Your goal: Copy the material from its first line through the line that contains "nav-item-news[interactable]: Xəbərlər: [1132, 52, 1212, 78]", including both of those lines, with every character unchanged.

** START OF Data entries **

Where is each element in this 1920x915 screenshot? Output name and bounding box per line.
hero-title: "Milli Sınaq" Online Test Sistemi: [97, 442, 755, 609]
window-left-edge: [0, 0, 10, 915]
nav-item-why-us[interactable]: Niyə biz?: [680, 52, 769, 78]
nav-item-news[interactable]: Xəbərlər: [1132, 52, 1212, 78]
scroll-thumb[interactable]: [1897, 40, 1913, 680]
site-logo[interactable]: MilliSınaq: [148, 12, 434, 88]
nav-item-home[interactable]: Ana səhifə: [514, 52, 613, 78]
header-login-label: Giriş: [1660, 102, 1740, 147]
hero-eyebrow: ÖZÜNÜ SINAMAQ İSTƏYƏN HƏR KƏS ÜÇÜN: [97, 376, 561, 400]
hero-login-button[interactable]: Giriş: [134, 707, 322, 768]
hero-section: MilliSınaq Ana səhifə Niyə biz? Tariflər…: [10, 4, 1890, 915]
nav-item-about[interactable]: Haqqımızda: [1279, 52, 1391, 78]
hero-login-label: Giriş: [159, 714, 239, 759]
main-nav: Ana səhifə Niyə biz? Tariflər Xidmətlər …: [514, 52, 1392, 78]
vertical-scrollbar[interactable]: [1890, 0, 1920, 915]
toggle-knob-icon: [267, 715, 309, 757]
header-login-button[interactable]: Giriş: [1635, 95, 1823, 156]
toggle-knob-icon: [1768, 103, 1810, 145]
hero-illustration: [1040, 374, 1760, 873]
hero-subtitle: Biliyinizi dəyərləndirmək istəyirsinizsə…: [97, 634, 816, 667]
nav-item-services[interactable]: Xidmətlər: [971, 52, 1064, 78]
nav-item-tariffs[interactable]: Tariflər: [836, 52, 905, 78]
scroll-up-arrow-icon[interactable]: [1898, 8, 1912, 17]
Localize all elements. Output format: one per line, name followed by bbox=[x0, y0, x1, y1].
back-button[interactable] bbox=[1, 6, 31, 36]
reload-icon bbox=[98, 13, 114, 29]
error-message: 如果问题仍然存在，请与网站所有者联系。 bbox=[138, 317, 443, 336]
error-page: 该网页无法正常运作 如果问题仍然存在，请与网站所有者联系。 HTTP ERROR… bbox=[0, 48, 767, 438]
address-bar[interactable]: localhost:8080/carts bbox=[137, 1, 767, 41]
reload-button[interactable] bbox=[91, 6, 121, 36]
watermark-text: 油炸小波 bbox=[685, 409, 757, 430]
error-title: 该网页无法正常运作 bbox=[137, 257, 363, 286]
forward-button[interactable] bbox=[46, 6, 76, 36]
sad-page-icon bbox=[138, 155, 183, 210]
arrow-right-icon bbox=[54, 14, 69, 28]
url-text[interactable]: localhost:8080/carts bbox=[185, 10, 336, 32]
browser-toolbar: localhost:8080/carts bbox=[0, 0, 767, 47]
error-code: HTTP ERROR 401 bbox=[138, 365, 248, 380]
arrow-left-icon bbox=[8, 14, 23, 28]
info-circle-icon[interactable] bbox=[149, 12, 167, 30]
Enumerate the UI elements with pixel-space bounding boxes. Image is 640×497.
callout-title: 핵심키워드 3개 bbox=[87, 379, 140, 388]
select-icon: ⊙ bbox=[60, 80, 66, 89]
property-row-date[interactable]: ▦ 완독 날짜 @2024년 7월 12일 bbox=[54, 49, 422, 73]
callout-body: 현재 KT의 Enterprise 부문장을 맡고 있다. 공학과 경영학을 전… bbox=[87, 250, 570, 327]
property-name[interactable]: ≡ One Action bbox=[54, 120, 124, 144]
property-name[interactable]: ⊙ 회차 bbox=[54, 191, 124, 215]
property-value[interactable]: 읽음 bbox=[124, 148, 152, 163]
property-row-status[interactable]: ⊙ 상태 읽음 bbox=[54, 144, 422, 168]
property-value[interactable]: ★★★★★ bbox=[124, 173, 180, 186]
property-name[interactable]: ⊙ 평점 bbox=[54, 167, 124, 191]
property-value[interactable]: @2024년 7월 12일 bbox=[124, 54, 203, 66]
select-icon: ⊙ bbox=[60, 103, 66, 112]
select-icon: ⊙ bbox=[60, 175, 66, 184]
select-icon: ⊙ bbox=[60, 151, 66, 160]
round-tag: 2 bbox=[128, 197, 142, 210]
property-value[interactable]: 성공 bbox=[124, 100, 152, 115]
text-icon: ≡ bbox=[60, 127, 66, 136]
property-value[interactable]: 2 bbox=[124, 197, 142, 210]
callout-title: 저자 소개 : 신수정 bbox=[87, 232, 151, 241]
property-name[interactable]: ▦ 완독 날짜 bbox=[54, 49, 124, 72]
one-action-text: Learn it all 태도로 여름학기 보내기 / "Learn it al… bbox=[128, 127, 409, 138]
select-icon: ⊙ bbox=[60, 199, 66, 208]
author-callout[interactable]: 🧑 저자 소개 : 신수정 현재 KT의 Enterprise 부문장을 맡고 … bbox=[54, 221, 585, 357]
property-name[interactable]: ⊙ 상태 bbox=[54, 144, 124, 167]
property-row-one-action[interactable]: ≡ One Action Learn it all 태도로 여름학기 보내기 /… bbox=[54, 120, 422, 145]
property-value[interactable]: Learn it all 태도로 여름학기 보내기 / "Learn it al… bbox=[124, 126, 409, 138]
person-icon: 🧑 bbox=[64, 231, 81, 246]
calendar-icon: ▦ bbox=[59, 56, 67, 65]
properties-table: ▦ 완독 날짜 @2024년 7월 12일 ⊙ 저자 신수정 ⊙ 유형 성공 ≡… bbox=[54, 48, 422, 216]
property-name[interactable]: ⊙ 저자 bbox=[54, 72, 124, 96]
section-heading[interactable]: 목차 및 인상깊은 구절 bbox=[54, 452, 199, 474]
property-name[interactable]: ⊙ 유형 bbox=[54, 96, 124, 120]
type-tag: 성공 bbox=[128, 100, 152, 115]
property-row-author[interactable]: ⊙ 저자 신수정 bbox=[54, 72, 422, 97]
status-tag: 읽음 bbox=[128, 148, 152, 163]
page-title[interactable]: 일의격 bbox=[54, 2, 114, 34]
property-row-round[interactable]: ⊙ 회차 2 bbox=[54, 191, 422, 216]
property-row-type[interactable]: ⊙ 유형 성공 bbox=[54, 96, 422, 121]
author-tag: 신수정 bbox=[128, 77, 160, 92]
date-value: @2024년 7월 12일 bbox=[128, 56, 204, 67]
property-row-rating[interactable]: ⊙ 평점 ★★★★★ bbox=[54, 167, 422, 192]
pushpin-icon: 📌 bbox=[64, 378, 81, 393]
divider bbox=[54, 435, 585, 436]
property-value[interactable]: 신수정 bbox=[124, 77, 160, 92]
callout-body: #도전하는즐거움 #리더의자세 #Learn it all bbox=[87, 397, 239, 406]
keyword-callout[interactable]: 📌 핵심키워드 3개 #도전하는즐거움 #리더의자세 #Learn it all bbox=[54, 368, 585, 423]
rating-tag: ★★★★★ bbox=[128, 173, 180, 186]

** END OF Data entries **

Result of the exercise:
Where is each element in this 1920x915 screenshot? Output name and bounding box per line.
hero-title: "Milli Sınaq" Online Test Sistemi: [97, 442, 755, 609]
window-left-edge: [0, 0, 10, 915]
nav-item-why-us[interactable]: Niyə biz?: [680, 52, 769, 78]
nav-item-news[interactable]: Xəbərlər: [1132, 52, 1212, 78]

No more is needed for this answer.